Goal of the exercise: Reply with one number: how many lines contain the word "designer".

[Dataset excerpts]
-.-.-
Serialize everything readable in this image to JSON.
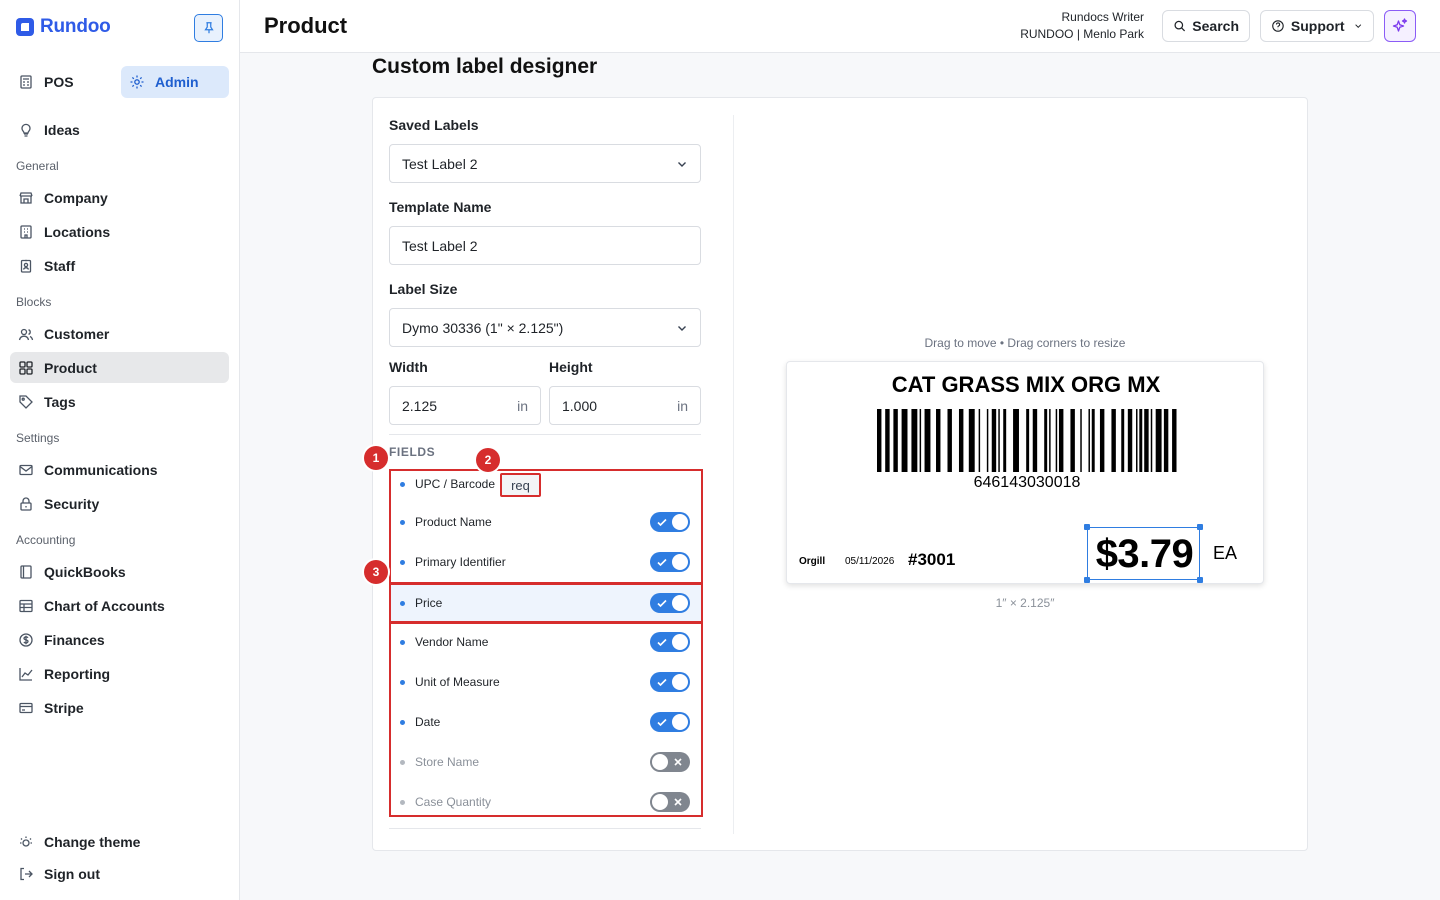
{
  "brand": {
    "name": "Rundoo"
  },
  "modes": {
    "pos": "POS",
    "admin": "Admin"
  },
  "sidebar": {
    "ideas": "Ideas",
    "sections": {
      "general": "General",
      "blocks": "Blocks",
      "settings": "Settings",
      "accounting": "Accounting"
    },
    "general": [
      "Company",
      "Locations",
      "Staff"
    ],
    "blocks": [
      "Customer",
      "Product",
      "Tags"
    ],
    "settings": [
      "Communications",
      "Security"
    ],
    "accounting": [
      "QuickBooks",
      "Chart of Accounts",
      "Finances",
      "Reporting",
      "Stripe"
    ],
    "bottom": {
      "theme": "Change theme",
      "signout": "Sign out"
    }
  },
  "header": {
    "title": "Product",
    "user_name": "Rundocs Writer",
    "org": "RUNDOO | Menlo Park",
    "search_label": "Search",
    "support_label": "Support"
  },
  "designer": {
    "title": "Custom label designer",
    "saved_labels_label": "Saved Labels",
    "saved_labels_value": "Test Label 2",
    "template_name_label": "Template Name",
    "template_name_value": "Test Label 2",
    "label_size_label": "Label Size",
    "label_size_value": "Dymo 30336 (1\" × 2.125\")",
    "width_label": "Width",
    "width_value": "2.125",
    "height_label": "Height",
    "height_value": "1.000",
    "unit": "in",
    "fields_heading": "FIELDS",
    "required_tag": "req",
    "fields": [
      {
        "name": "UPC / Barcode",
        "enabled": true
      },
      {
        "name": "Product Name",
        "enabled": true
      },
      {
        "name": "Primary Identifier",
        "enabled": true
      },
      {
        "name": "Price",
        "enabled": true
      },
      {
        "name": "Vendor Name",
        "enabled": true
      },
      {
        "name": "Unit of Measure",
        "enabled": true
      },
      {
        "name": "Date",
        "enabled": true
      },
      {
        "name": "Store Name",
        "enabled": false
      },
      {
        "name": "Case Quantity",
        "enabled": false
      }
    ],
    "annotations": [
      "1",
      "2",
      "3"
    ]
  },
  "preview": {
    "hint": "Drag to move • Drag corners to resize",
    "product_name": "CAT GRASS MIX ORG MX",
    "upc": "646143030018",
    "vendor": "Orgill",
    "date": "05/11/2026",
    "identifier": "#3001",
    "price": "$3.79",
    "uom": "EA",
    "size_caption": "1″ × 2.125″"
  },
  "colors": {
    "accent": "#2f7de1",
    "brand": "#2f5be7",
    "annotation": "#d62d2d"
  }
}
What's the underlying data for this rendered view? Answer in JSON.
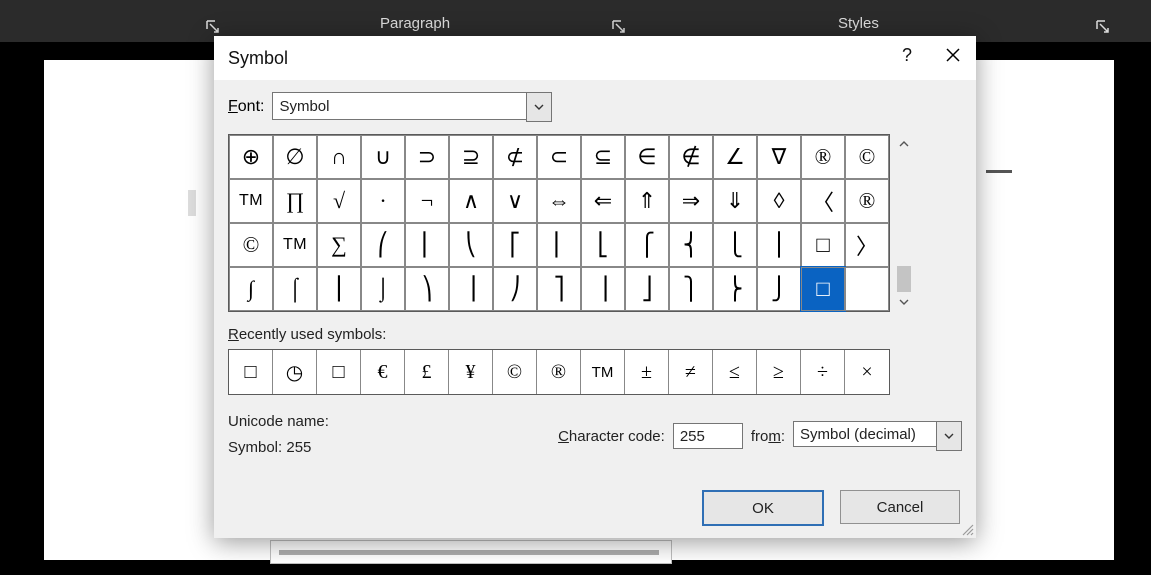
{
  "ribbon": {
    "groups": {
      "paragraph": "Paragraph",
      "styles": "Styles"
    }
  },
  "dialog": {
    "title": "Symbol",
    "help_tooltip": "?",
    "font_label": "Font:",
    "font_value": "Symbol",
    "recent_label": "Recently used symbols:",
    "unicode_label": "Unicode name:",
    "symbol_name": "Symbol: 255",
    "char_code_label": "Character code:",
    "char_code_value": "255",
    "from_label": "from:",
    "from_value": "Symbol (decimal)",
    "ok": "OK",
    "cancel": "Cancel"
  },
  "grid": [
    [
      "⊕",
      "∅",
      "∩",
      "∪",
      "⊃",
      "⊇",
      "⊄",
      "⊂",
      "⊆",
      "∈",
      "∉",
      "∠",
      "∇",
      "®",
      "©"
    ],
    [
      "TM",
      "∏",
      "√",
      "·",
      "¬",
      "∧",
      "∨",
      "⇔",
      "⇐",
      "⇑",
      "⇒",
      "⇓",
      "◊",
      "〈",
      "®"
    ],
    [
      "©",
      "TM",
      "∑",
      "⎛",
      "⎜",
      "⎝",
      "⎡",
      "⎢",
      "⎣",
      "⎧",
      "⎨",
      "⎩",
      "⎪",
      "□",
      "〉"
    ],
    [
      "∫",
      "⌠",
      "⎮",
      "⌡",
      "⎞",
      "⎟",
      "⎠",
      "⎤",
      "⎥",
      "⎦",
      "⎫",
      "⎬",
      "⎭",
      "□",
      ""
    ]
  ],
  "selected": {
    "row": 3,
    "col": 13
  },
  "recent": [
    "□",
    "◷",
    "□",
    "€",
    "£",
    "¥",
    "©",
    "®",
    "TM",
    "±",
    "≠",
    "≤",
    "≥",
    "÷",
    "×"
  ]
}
-.-.-
Solution to the exercise: 2